>>
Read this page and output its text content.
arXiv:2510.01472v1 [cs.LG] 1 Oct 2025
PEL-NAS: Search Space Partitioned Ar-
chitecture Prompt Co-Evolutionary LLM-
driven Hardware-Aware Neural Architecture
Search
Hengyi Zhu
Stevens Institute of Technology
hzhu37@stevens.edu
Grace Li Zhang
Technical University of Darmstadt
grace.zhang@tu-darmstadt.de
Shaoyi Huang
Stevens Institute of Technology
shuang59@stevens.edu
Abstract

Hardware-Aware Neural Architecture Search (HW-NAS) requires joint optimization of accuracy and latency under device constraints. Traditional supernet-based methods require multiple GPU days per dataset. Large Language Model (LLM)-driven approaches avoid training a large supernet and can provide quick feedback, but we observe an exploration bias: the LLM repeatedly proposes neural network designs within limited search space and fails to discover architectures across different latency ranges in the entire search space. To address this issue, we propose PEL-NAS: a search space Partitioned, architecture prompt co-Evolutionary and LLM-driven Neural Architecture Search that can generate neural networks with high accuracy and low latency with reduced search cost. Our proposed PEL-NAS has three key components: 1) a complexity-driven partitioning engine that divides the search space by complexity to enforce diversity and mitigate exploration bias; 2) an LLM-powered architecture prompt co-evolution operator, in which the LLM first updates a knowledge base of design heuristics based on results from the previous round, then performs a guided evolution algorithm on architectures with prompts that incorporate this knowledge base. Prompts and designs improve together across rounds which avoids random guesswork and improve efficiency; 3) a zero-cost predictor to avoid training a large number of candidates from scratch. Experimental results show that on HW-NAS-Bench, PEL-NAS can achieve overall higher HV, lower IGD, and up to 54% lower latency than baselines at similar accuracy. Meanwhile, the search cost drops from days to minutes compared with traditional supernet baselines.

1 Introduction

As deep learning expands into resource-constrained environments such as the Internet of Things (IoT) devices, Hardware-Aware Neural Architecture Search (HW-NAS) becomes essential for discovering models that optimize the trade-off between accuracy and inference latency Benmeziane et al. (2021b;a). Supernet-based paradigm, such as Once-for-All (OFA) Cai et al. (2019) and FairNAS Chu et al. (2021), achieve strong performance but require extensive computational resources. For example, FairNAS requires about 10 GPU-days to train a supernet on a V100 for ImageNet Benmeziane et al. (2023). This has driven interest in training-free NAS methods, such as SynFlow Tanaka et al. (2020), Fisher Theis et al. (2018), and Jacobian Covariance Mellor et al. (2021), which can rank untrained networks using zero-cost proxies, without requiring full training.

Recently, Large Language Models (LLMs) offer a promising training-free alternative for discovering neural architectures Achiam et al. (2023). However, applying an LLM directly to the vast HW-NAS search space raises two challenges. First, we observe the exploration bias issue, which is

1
<<
* Task instructions *
Extract every line above exactly as it stands.

* Exercise result *
Read this page and output its text content.
arXiv:2510.01472v1 [cs.LG] 1 Oct 2025
PEL-NAS: Search Space Partitioned Ar-
chitecture Prompt Co-Evolutionary LLM-
driven Hardware-Aware Neural Architecture
Search
Hengyi Zhu
Stevens Institute of Technology
hzhu37@stevens.edu
Grace Li Zhang
Technical University of Darmstadt
grace.zhang@tu-darmstadt.de
Shaoyi Huang
Stevens Institute of Technology
shuang59@stevens.edu
Abstract

Hardware-Aware Neural Architecture Search (HW-NAS) requires joint optimization of accuracy and latency under device constraints. Traditional supernet-based methods require multiple GPU days per dataset. Large Language Model (LLM)-driven approaches avoid training a large supernet and can provide quick feedback, but we observe an exploration bias: the LLM repeatedly proposes neural network designs within limited search space and fails to discover architectures across different latency ranges in the entire search space. To address this issue, we propose PEL-NAS: a search space Partitioned, architecture prompt co-Evolutionary and LLM-driven Neural Architecture Search that can generate neural networks with high accuracy and low latency with reduced search cost. Our proposed PEL-NAS has three key components: 1) a complexity-driven partitioning engine that divides the search space by complexity to enforce diversity and mitigate exploration bias; 2) an LLM-powered architecture prompt co-evolution operator, in which the LLM first updates a knowledge base of design heuristics based on results from the previous round, then performs a guided evolution algorithm on architectures with prompts that incorporate this knowledge base. Prompts and designs improve together across rounds which avoids random guesswork and improve efficiency; 3) a zero-cost predictor to avoid training a large number of candidates from scratch. Experimental results show that on HW-NAS-Bench, PEL-NAS can achieve overall higher HV, lower IGD, and up to 54% lower latency than baselines at similar accuracy. Meanwhile, the search cost drops from days to minutes compared with traditional supernet baselines.

1 Introduction

As deep learning expands into resource-constrained environments such as the Internet of Things (IoT) devices, Hardware-Aware Neural Architecture Search (HW-NAS) becomes essential for discovering models that optimize the trade-off between accuracy and inference latency Benmeziane et al. (2021b;a). Supernet-based paradigm, such as Once-for-All (OFA) Cai et al. (2019) and FairNAS Chu et al. (2021), achieve strong performance but require extensive computational resources. For example, FairNAS requires about 10 GPU-days to train a supernet on a V100 for ImageNet Benmeziane et al. (2023). This has driven interest in training-free NAS methods, such as SynFlow Tanaka et al. (2020), Fisher Theis et al. (2018), and Jacobian Covariance Mellor et al. (2021), which can rank untrained networks using zero-cost proxies, without requiring full training.

Recently, Large Language Models (LLMs) offer a promising training-free alternative for discovering neural architectures Achiam et al. (2023). However, applying an LLM directly to the vast HW-NAS search space raises two challenges. First, we observe the exploration bias issue, which is

1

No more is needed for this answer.